#### [What is expected]
Look through the data and write out every line with the word "إليهم" in it.

[Stored dataset items]
____________________
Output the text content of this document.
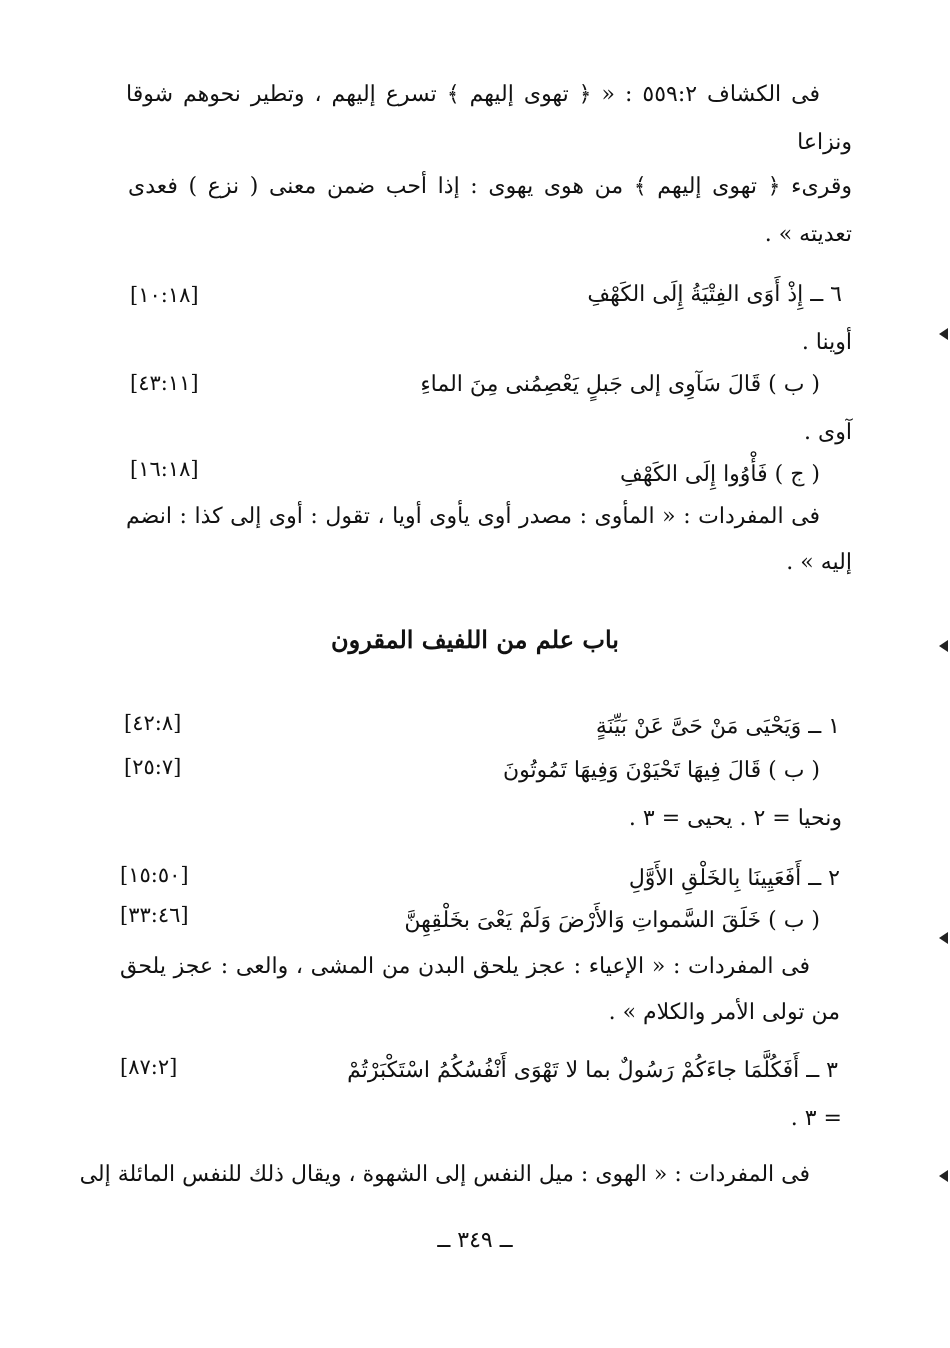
فى الكشاف ٥٥٩:٢ : « ﴿ تهوى إليهم ﴾ تسرع إليهم ، وتطير نحوهم شوقا
ونزاعا
وقرىء ﴿ تهوى إليهم ﴾ من هوى يهوى : إذا أحب ضمن معنى ( نزع ) فعدى
تعديته » .
٦ ــ إِذْ أَوَى الفِتْيَةُ إِلَى الكَهْفِ
[١٠:١٨]
أوينا .
( ب ) قَالَ سَآوِى إلى جَبلٍ يَعْصِمُنى مِنَ الماءِ
[٤٣:١١]
آوى .
( ج ) فَأْوُوا إِلَى الكَهْفِ
[١٦:١٨]
فى المفردات : « المأوى : مصدر أوى يأوى أويا ، تقول : أوى إلى كذا : انضم
إليه » .
باب علم من اللفيف المقرون
١ ــ وَيَحْيَى مَنْ حَىَّ عَنْ بَيِّنَةٍ
[٤٢:٨]
( ب ) قَالَ فِيهَا تَحْيَوْنَ وَفِيهَا تَمُوتُونَ
[٢٥:٧]
ونحيا = ٢ . يحيى = ٣ .
٢ ــ أَفَعَيِينَا بِالخَلْقِ الأَوَّلِ
[١٥:٥٠]
( ب ) خَلَقَ السَّمواتِ وَالأَرْضَ وَلَمْ يَعْىَ بخَلْقِهِنَّ
[٣٣:٤٦]
فى المفردات : « الإعياء : عجز يلحق البدن من المشى ، والعى : عجز يلحق
من تولى الأمر والكلام » .
٣ ــ أَفَكُلَّمَا جاءَكُمْ رَسُولٌ بما لا تَهْوَى أَنْفُسُكُمُ اسْتَكْبَرْتُمْ
[٨٧:٢]
= ٣ .
فى المفردات : « الهوى : ميل النفس إلى الشهوة ، ويقال ذلك للنفس المائلة إلى
ــ ٣٤٩ ــ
____________________
#### [Answer in full]
فى الكشاف ٥٥٩:٢ : « ﴿ تهوى إليهم ﴾ تسرع إليهم ، وتطير نحوهم شوقا
وقرىء ﴿ تهوى إليهم ﴾ من هوى يهوى : إذا أحب ضمن معنى ( نزع ) فعدى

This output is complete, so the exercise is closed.